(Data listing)
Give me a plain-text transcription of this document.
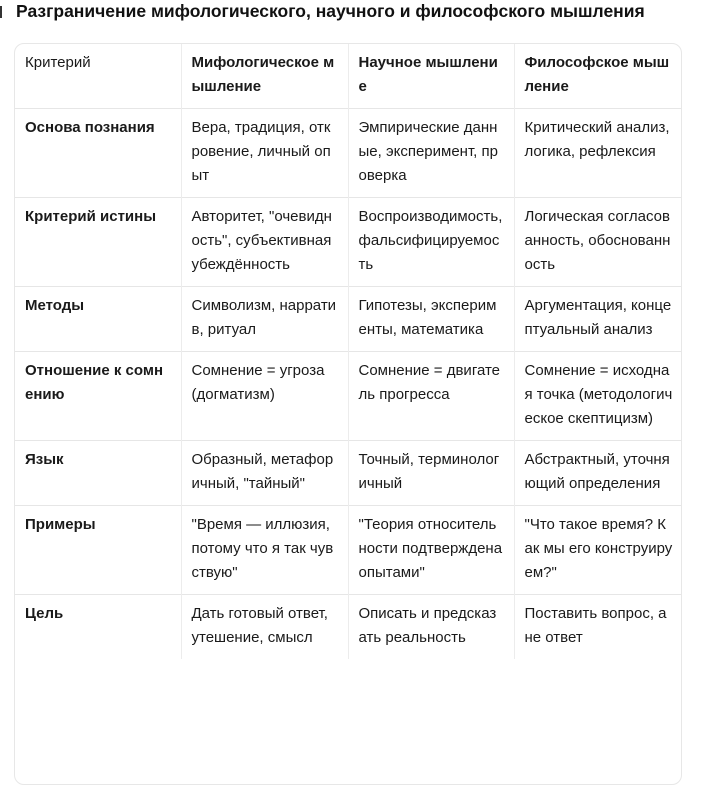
Разграничение мифологического, научного и философского мышления
Критерий	Мифологическое мышление	Научное мышление	Философское мышление
Основа познания	Вера, традиция, откровение, личный опыт	Эмпирические данные, эксперимент, проверка	Критический анализ, логика, рефлексия
Критерий истины	Авторитет, "очевидность", субъективная убеждённость	Воспроизводимость, фальсифицируемость	Логическая согласованность, обоснованность
Методы	Символизм, нарратив, ритуал	Гипотезы, эксперименты, математика	Аргументация, концептуальный анализ
Отношение к сомнению	Сомнение = угроза (догматизм)	Сомнение = двигатель прогресса	Сомнение = исходная точка (методологическое скептицизм)
Язык	Образный, метафоричный, "тайный"	Точный, терминологичный	Абстрактный, уточняющий определения
Примеры	"Время — иллюзия, потому что я так чувствую"	"Теория относительности подтверждена опытами"	"Что такое время? Как мы его конструируем?"
Цель	Дать готовый ответ, утешение, смысл	Описать и предсказать реальность	Поставить вопрос, а не ответ
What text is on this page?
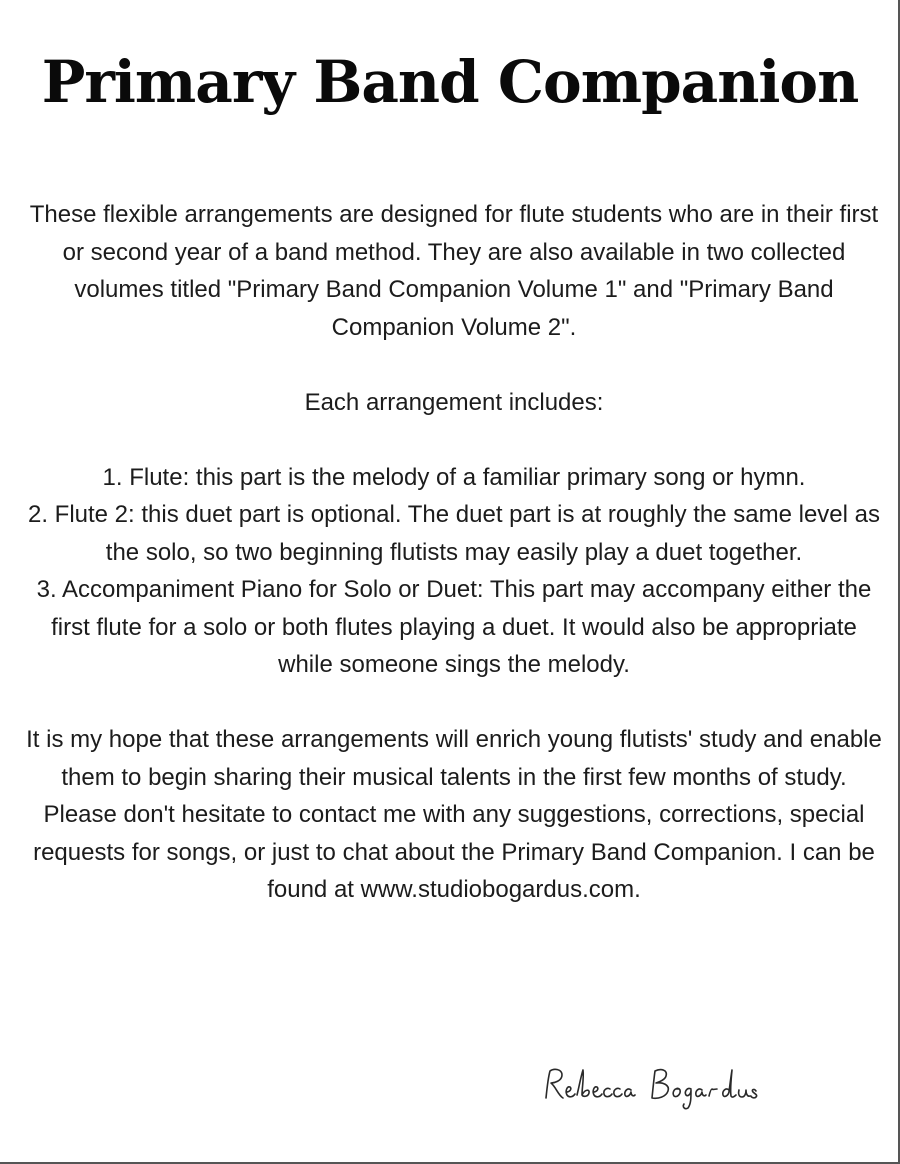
Primary Band Companion

These flexible arrangements are designed for flute students who are in their first or second year of a band method. They are also available in two collected volumes titled "Primary Band Companion Volume 1" and "Primary Band Companion Volume 2".

Each arrangement includes:

1. Flute: this part is the melody of a familiar primary song or hymn.

2. Flute 2: this duet part is optional. The duet part is at roughly the same level as the solo, so two beginning flutists may easily play a duet together.

3. Accompaniment Piano for Solo or Duet: This part may accompany either the first flute for a solo or both flutes playing a duet. It would also be appropriate while someone sings the melody.

It is my hope that these arrangements will enrich young flutists' study and enable them to begin sharing their musical talents in the first few months of study. Please don't hesitate to contact me with any suggestions, corrections, special requests for songs, or just to chat about the Primary Band Companion. I can be found at www.studiobogardus.com.
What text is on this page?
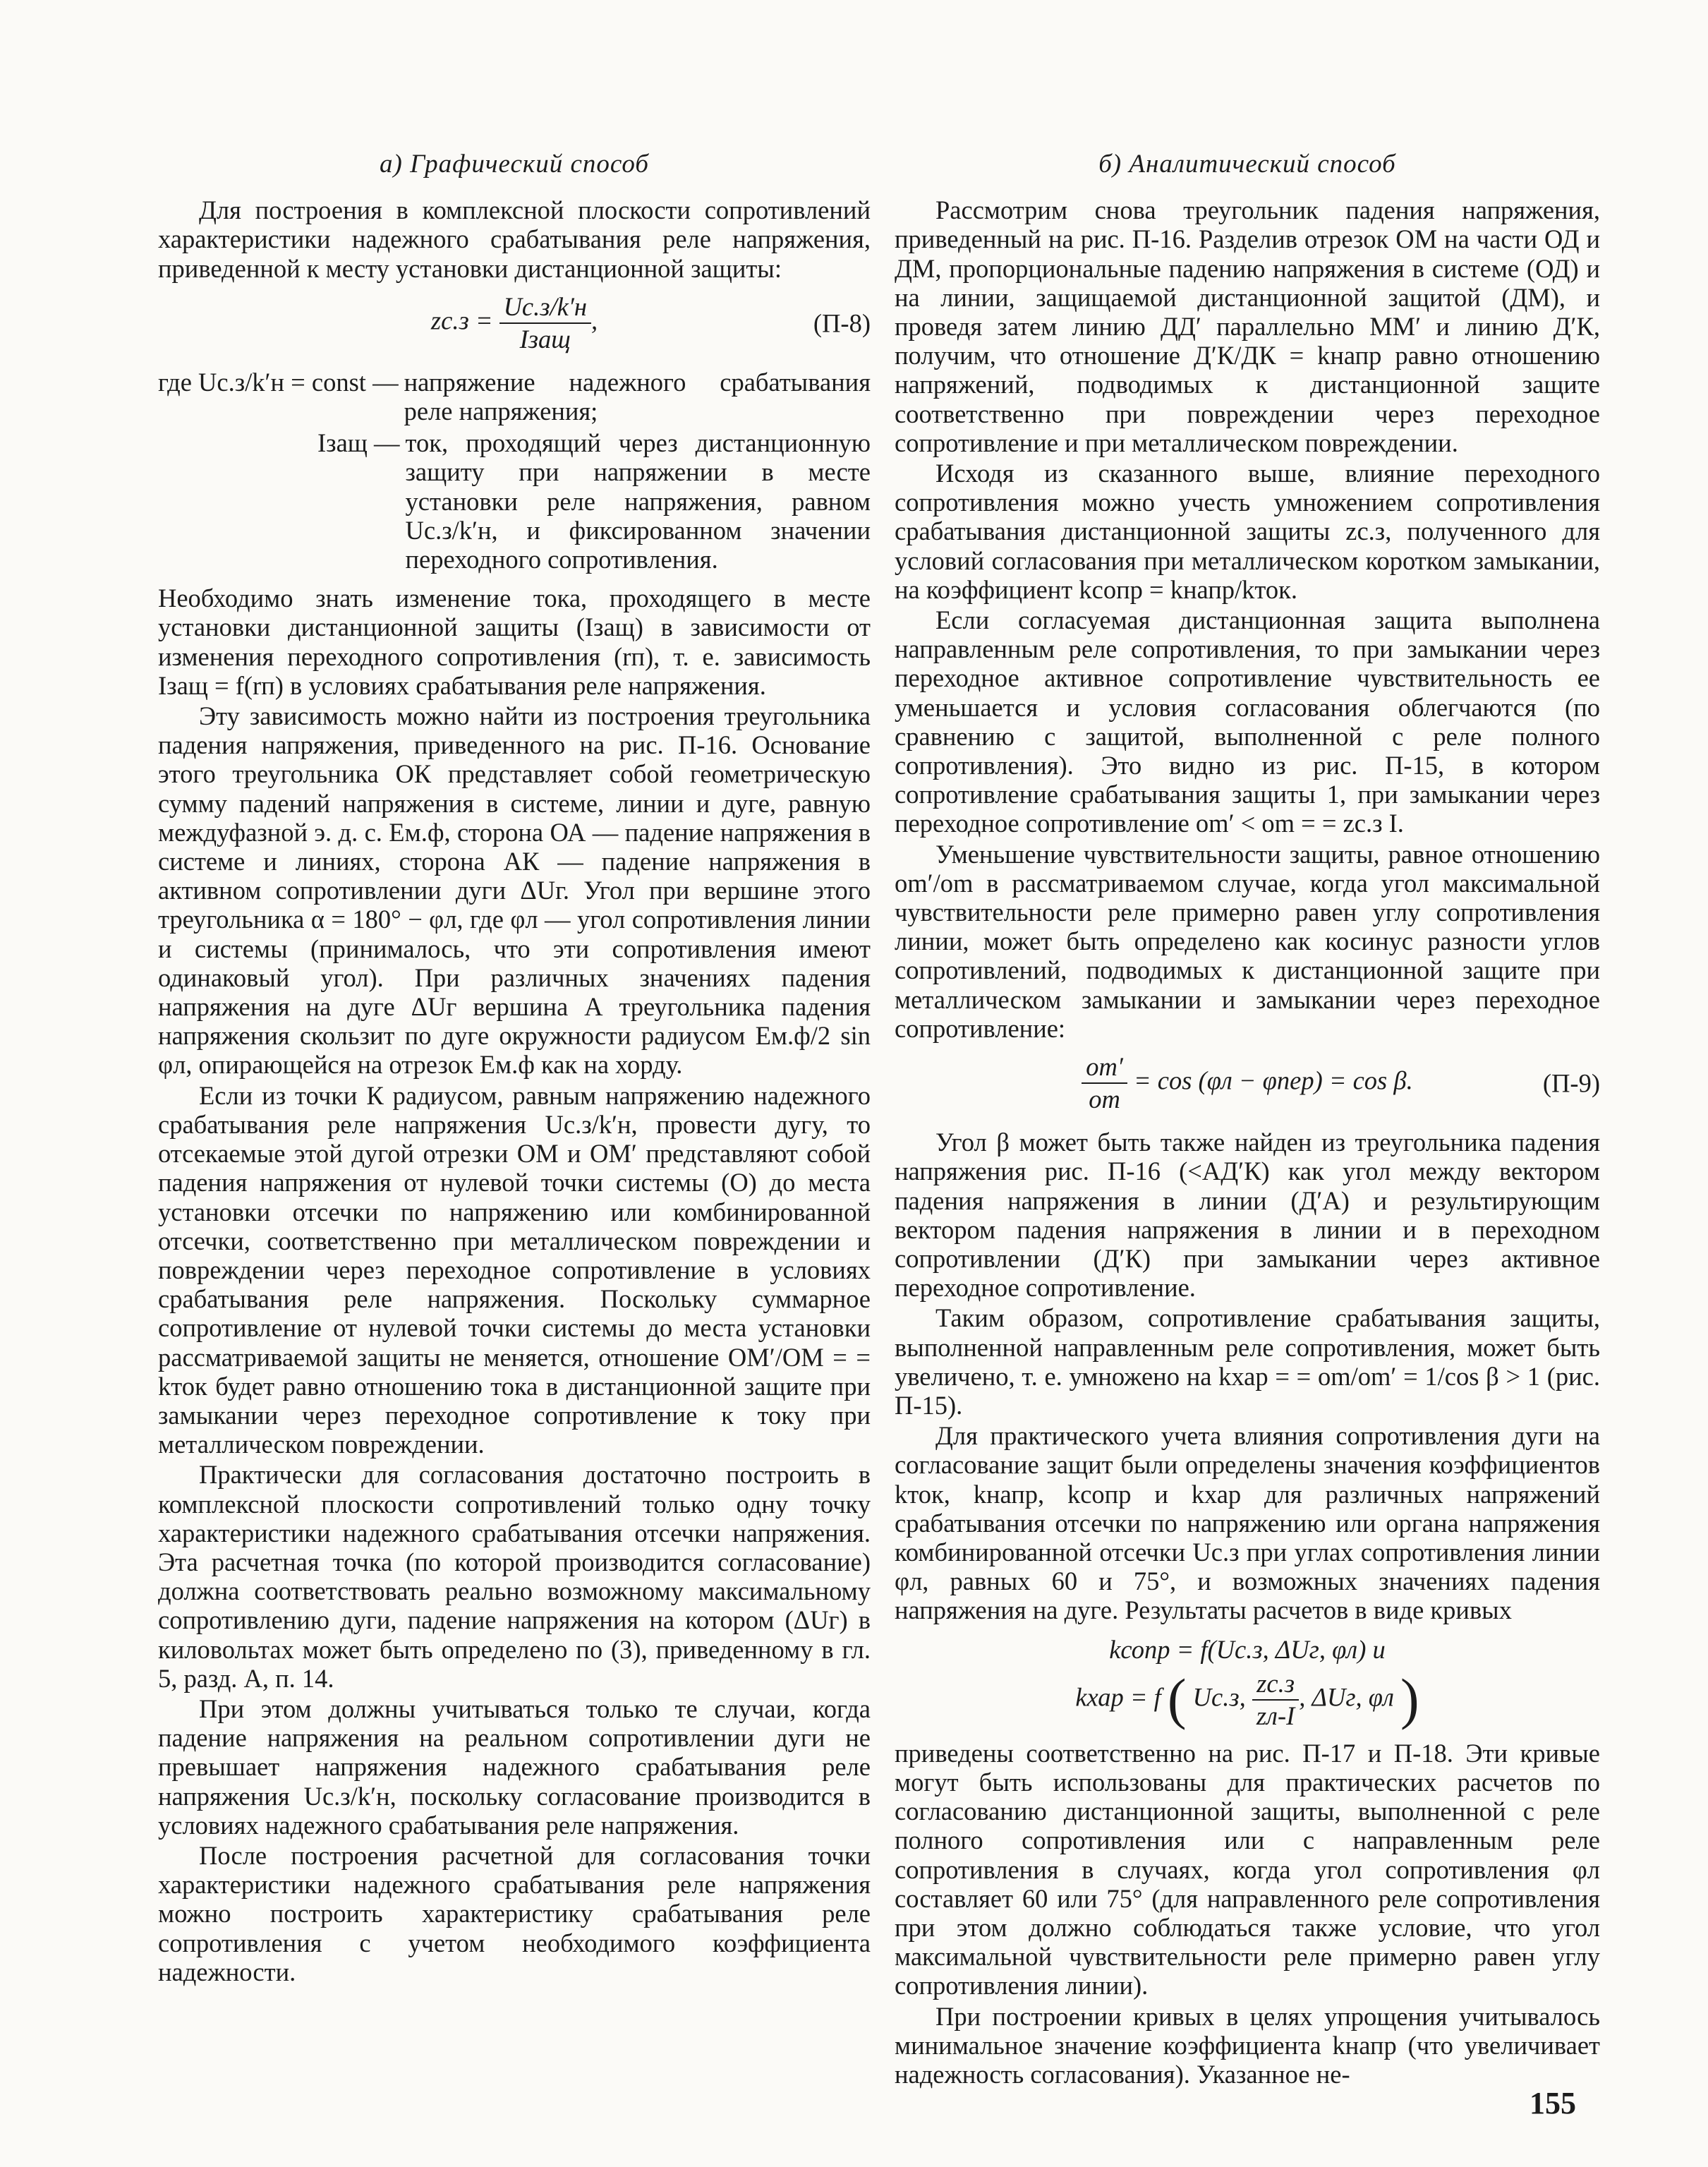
а) Графический способ

Для построения в комплексной плоскости сопротивлений характеристики надежного срабатывания реле напряжения, приведенной к месту установки дистанционной защиты:

$zс.з = \frac{Uс.з/k'н}{\text{Iзащ}}$ ,	(П-8)
где Uс.з/k′н = const — напряжение надежного срабатывания реле напряжения;
Iзащ — ток, проходящий через дистанционную защиту при напряжении в месте установки реле напряжения, равном Uс.з/k′н, и фиксированном значении переходного сопротивления.

Необходимо знать изменение тока, проходящего в месте установки дистанционной защиты (Iзащ) в зависимости от изменения переходного сопротивления (rп), т. е. зависимость Iзащ = f(rп) в условиях срабатывания реле напряжения.

Эту зависимость можно найти из построения треугольника падения напряжения, приведенного на рис. П-16. Основание этого треугольника ОК представляет собой геометрическую сумму падений напряжения в системе, линии и дуге, равную междуфазной э. д. с. Eм.ф, сторона ОА — падение напряжения в системе и линиях, сторона АК — падение напряжения в активном сопротивлении дуги ΔUг. Угол при вершине этого треугольника α = 180° − φл, где φл — угол сопротивления линии и системы (принималось, что эти сопротивления имеют одинаковый угол). При различных значениях падения напряжения на дуге ΔUг вершина А треугольника падения напряжения скользит по дуге окружности радиусом Eм.ф/2 sin φл, опирающейся на отрезок Eм.ф как на хорду.

Если из точки К радиусом, равным напряжению надежного срабатывания реле напряжения Uс.з/k′н, провести дугу, то отсекаемые этой дугой отрезки ОМ и ОМ′ представляют собой падения напряжения от нулевой точки системы (О) до места установки отсечки по напряжению или комбинированной отсечки, соответственно при металлическом повреждении и повреждении через переходное сопротивление в условиях срабатывания реле напряжения. Поскольку суммарное сопротивление от нулевой точки системы до места установки рассматриваемой защиты не меняется, отношение ОМ′/ОМ = = kток будет равно отношению тока в дистанционной защите при замыкании через переходное сопротивление к току при металлическом повреждении.

Практически для согласования достаточно построить в комплексной плоскости сопротивлений только одну точку характеристики надежного срабатывания отсечки напряжения. Эта расчетная точка (по которой производится согласование) должна соответствовать реально возможному максимальному сопротивлению дуги, падение напряжения на котором (ΔUг) в киловольтах может быть определено по (3), приведенному в гл. 5, разд. А, п. 14.

При этом должны учитываться только те случаи, когда падение напряжения на реальном сопротивлении дуги не превышает напряжения надежного срабатывания реле напряжения Uс.з/k′н, поскольку согласование производится в условиях надежного срабатывания реле напряжения.

После построения расчетной для согласования точки характеристики надежного срабатывания реле напряжения можно построить характеристику срабатывания реле сопротивления с учетом необходимого коэффициента надежности.

б) Аналитический способ

Рассмотрим снова треугольник падения напряжения, приведенный на рис. П-16. Разделив отрезок ОМ на части ОД и ДМ, пропорциональные падению напряжения в системе (ОД) и на линии, защищаемой дистанционной защитой (ДМ), и проведя затем линию ДД′ параллельно ММ′ и линию Д′К, получим, что отношение Д′К/ДК = kнапр равно отношению напряжений, подводимых к дистанционной защите соответственно при повреждении через переходное сопротивление и при металлическом повреждении.

Исходя из сказанного выше, влияние переходного сопротивления можно учесть умножением сопротивления срабатывания дистанционной защиты zс.з, полученного для условий согласования при металлическом коротком замыкании, на коэффициент kсопр = kнапр/kток.

Если согласуемая дистанционная защита выполнена направленным реле сопротивления, то при замыкании через переходное активное сопротивление чувствительность ее уменьшается и условия согласования облегчаются (по сравнению с защитой, выполненной с реле полного сопротивления). Это видно из рис. П-15, в котором сопротивление срабатывания защиты 1, при замыкании через переходное сопротивление om′ < om = = zс.з I.

Уменьшение чувствительности защиты, равное отношению om′/om в рассматриваемом случае, когда угол максимальной чувствительности реле примерно равен углу сопротивления линии, может быть определено как косинус разности углов сопротивлений, подводимых к дистанционной защите при металлическом замыкании и замыкании через переходное сопротивление:

$\frac{om'}{om} = \cos (\varphi л - \varphi пер) = \cos \beta$.	(П-9)

Угол β может быть также найден из треугольника падения напряжения рис. П-16 (<АД′К) как угол между вектором падения напряжения в линии (Д′А) и результирующим вектором падения напряжения в линии и в переходном сопротивлении (Д′К) при замыкании через активное переходное сопротивление.

Таким образом, сопротивление срабатывания защиты, выполненной направленным реле сопротивления, может быть увеличено, т. е. умножено на kхар = = om/om′ = 1/cos β > 1 (рис. П-15).

Для практического учета влияния сопротивления дуги на согласование защит были определены значения коэффициентов kток, kнапр, kсопр и kхар для различных напряжений срабатывания отсечки по напряжению или органа напряжения комбинированной отсечки Uс.з при углах сопротивления линии φл, равных 60 и 75°, и возможных значениях падения напряжения на дуге. Результаты расчетов в виде кривых

kсопр = f(Uс.з, ΔUг, φл) и
kхар = f ( Uс.з, $\frac{zс.з}{zл-I}$ , ΔUг, φл )

приведены соответственно на рис. П-17 и П-18. Эти кривые могут быть использованы для практических расчетов по согласованию дистанционной защиты, выполненной с реле полного сопротивления или с направленным реле сопротивления в случаях, когда угол сопротивления φл составляет 60 или 75° (для направленного реле сопротивления при этом должно соблюдаться также условие, что угол максимальной чувствительности реле примерно равен углу сопротивления линии).

При построении кривых в целях упрощения учитывалось минимальное значение коэффициента kнапр (что увеличивает надежность согласования). Указанное не-

155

● Set exercise:
Filter the records, keeping only lines that contain "кривых", and show those lines.

● Complete answer:
Для практического учета влияния сопротивления дуги на согласование защит были определены значения коэффициентов kток, kнапр, kсопр и kхар для различных напряжений срабатывания отсечки по напряжению или органа напряжения комбинированной отсечки Uс.з при углах сопротивления линии φл, равных 60 и 75°, и возможных значениях падения напряжения на дуге. Результаты расчетов в виде кривых
При построении кривых в целях упрощения учитывалось минимальное значение коэффициента kнапр (что увеличивает надежность согласования). Указанное не-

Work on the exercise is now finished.